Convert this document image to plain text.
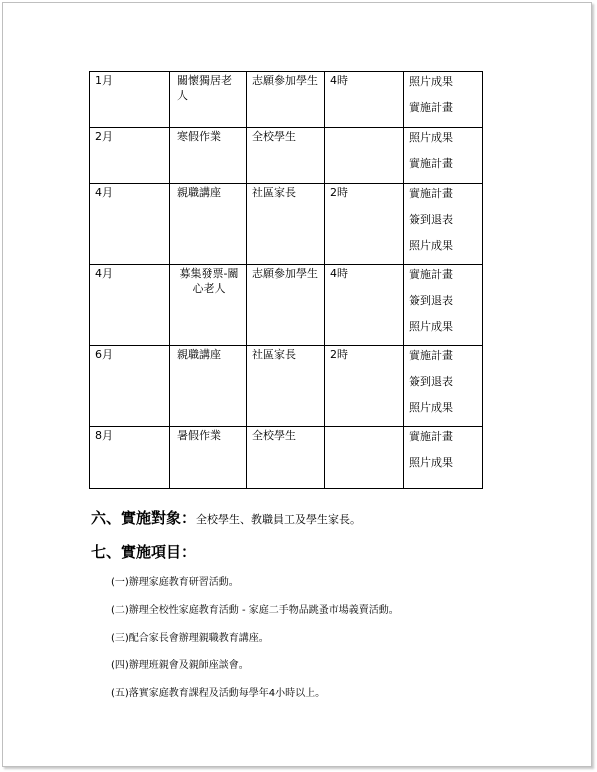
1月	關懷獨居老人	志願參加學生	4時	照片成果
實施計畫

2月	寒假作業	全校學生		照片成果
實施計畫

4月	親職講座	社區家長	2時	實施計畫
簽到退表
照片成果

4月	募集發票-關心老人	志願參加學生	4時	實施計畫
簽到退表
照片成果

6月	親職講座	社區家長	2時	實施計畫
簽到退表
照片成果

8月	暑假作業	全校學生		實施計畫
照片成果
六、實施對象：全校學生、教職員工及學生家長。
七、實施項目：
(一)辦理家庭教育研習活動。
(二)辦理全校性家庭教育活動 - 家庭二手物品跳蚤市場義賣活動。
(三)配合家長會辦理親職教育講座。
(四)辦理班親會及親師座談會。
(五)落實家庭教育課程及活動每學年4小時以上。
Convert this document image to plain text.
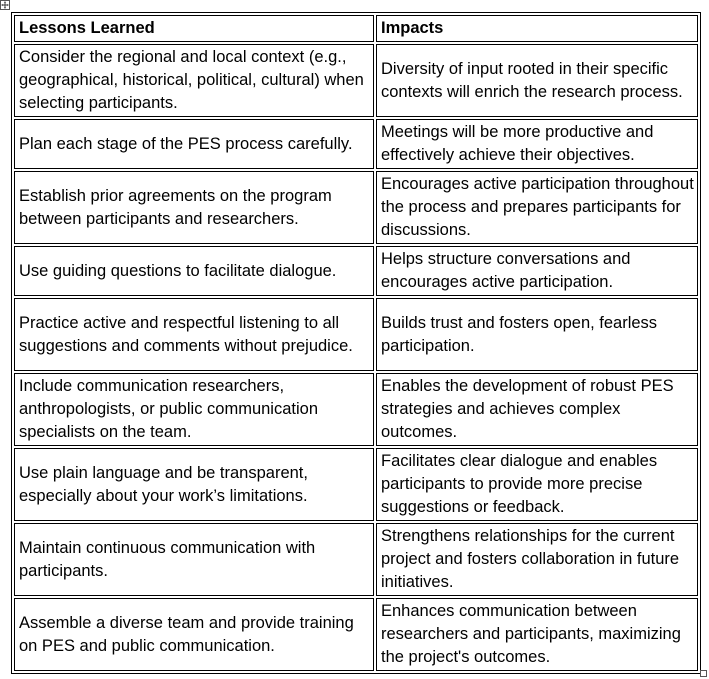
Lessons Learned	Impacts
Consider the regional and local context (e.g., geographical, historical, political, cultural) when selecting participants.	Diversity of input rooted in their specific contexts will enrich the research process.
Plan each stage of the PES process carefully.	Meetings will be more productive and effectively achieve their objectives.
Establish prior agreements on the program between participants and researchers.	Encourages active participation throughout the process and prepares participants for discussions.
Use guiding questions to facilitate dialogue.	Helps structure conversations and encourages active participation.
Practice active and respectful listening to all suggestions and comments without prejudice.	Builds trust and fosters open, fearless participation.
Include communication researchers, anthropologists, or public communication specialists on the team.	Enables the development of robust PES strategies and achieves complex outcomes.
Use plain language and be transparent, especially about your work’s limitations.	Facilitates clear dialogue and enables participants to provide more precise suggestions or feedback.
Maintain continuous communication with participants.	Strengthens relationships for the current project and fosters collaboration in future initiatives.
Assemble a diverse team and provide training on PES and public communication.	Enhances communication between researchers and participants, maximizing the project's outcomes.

◆ ◆ ◆ ◆ ◆

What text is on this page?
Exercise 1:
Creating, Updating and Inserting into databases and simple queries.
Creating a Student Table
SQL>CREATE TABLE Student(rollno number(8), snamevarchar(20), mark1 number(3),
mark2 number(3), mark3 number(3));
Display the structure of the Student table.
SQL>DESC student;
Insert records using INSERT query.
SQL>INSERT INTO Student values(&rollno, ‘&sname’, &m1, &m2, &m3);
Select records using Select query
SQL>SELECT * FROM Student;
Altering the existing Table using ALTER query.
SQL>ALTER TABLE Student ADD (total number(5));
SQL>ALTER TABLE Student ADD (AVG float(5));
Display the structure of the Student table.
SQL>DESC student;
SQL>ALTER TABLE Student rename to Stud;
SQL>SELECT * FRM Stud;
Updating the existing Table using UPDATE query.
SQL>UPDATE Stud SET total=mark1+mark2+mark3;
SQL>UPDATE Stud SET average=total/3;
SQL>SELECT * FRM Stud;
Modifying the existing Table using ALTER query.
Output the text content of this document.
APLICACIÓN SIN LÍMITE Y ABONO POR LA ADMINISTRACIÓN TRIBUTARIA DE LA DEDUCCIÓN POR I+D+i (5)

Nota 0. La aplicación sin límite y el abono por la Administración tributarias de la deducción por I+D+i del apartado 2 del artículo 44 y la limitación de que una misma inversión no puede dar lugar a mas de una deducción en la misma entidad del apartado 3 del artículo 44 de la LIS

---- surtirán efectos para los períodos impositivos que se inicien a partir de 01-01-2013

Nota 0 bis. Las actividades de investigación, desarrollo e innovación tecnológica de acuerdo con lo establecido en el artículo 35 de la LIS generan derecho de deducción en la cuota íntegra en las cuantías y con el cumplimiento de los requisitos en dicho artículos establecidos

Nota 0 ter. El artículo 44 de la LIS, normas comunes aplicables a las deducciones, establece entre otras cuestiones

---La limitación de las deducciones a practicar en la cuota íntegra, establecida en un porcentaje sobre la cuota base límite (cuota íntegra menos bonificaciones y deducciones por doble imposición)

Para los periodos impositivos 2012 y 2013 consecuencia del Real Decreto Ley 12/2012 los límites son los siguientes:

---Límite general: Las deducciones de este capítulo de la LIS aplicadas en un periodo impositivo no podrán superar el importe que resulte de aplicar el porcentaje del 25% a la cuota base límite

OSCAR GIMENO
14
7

◆ ◆ ◆ ◆ ◆

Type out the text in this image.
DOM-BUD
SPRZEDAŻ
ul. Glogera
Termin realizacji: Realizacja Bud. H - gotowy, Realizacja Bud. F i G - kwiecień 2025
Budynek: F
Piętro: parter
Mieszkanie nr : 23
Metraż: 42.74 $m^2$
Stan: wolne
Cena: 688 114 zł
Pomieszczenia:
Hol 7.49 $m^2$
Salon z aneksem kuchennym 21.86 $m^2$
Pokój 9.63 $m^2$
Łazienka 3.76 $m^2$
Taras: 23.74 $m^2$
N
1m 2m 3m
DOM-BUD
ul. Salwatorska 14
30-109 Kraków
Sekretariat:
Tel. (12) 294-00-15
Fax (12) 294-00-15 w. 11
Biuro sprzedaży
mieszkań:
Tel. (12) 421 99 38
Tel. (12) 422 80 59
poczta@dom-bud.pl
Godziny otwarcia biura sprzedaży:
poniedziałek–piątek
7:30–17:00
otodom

◆ ◆ ◆ ◆ ◆

> **AIM**:
Give the number of lines where the string "Nota" occurs, without any further text.

> **RESULT FOR THIS TASK**:
3